## What the task asks
Pick up the piece below on Facebook limiting who sees page posts, and carry it on from its last sentence.

## Source passage

-------------------------

Facebook’s Ridiculously Ridiculous View Blockade: What Gives?


The following is based on recent feedback from my personal, business, and client-owned Facebook pages.

Facebook’s Ridiculously Ridiculous View Blockade: What Gives? image facebook meh handBy now it’s no secret that Facebook, the seemingly end-all-be-all of social media, its preventing users from seeing pages. Due to whatever algorithm changes it recently put into place, account owners only see a certain number of posts each day, rather than a combination out of all their likes. Even though “liking” the page should mean an automatic update of posts. (Right? Why else would someone like a page unless they actually wanted to see what was going on?)

Instead, most likely in an attempt to get others to pay for ads or sponsored posts, they’re putting the kibosh on shared content. And page owners are feeling the effects. Hard. Despite having tens of thousands of likes, only one or two thousand are seeing each post, on average. That’s less than 3%. More likes certainly bump up a post, but not into anywhere close to a page’s actual like-ship.

-------------------------

## Recorded information
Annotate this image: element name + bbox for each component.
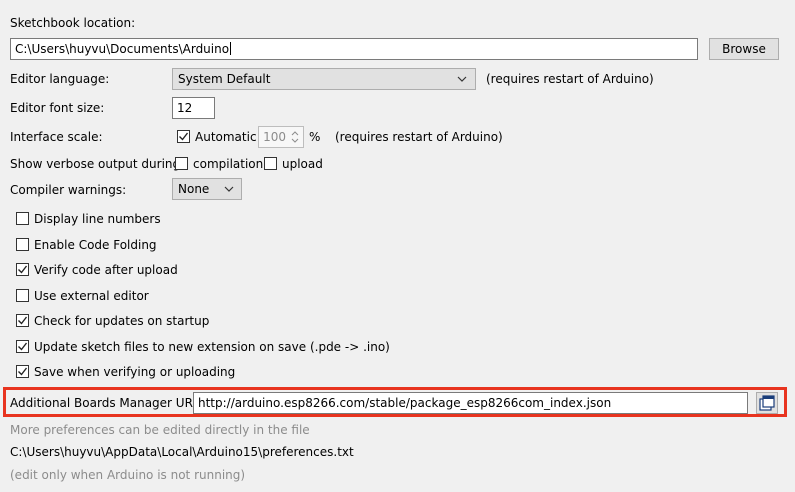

-------------------------

## Answer to the problem
Seriously, Facebook, WTF?

It’s impossible for every like to see each and every post. There simply isn’t enough newsfeed space. Or enough scrolling time to get through an entire day. Think of Twitter, where posts are seen by time, and if each person follows hundreds of accounts, it’s too difficult to see each and every post. But in what world does sharing with smallest percentage of users make sense? Paid posts only reach slightly over half of a page’s likes. Yes, you read that correctly, Facebook forces you to pay, then still doesn’t even share the post with all of your followers. When, really, the majority of them should all see it to begin with. The sponsored post should then get a boost into non-followers’ feeds.

It becomes even sketchier when a page mentions said blockade in a post, which then is shown to a large(r) audience. Coincidence? More likely there’s some sort of scanning bot that saw the insult and did its best to make nice. Only it was too little too late, and then they went immediately back to their old ways.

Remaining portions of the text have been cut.